• _DESCRIPTION OF THE TASK_
Go through the data below and copy it exactly, skipping every picture.

(Figure dataset records)
++++++

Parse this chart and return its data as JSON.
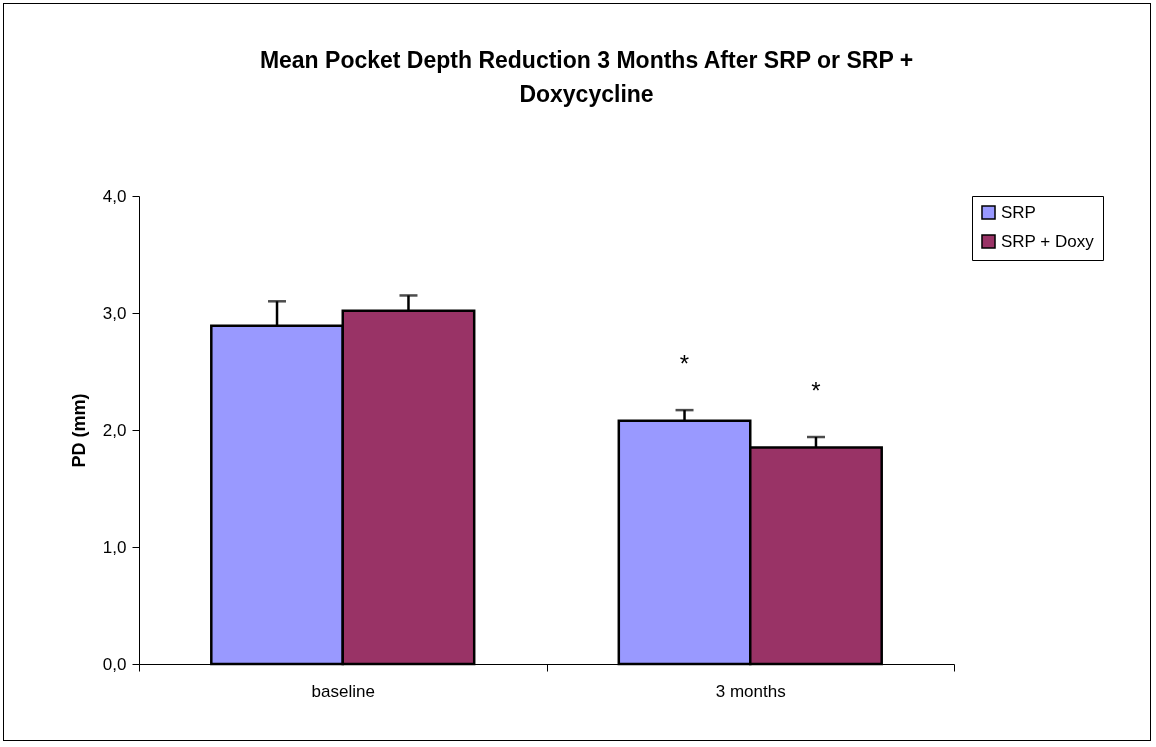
{
  "chart_data": {
    "type": "bar",
    "title": [
      "Mean Pocket Depth Reduction 3 Months After SRP or SRP +",
      "Doxycycline"
    ],
    "ylabel": "PD (mm)",
    "categories": [
      "baseline",
      "3 months"
    ],
    "series": [
      {
        "name": "SRP",
        "color": "#9999ff",
        "values": [
          2.89,
          2.08
        ],
        "errors": [
          [
            2.89,
            3.1
          ],
          [
            2.08,
            2.17
          ]
        ]
      },
      {
        "name": "SRP + Doxy",
        "color": "#993366",
        "values": [
          3.02,
          1.85
        ],
        "errors": [
          [
            3.02,
            3.15
          ],
          [
            1.85,
            1.94
          ]
        ]
      }
    ],
    "ylim": [
      0,
      4
    ],
    "yticks": [
      {
        "value": 0,
        "label": "0,0"
      },
      {
        "value": 1,
        "label": "1,0"
      },
      {
        "value": 2,
        "label": "2,0"
      },
      {
        "value": 3,
        "label": "3,0"
      },
      {
        "value": 4,
        "label": "4,0"
      }
    ],
    "annotations": [
      "*",
      "*"
    ],
    "grid": false,
    "legend": "right"
  }
}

++++++

• _THE RESULT_
Parse this chart and return its data as JSON.
{
  "chart_data": {
    "type": "bar",
    "title": [
      "Mean Pocket Depth Reduction 3 Months After SRP or SRP +",
      "Doxycycline"
    ],
    "ylabel": "PD (mm)",
    "categories": [
      "baseline",
      "3 months"
    ],
    "series": [
      {
        "name": "SRP",
        "color": "#9999ff",
        "values": [
          2.89,
          2.08
        ],
        "errors": [
          [
            2.89,
            3.1
          ],
          [
            2.08,
            2.17
          ]
        ]
      },
      {
        "name": "SRP + Doxy",
        "color": "#993366",
        "values": [
          3.02,
          1.85
        ],
        "errors": [
          [
            3.02,
            3.15
          ],
          [
            1.85,
            1.94
          ]
        ]
      }
    ],
    "ylim": [
      0,
      4
    ],
    "yticks": [
      {
        "value": 0,
        "label": "0,0"
      },
      {
        "value": 1,
        "label": "1,0"
      },
      {
        "value": 2,
        "label": "2,0"
      },
      {
        "value": 3,
        "label": "3,0"
      },
      {
        "value": 4,
        "label": "4,0"
      }
    ],
    "annotations": [
      "*",
      "*"
    ],
    "grid": false,
    "legend": "right"
  }
}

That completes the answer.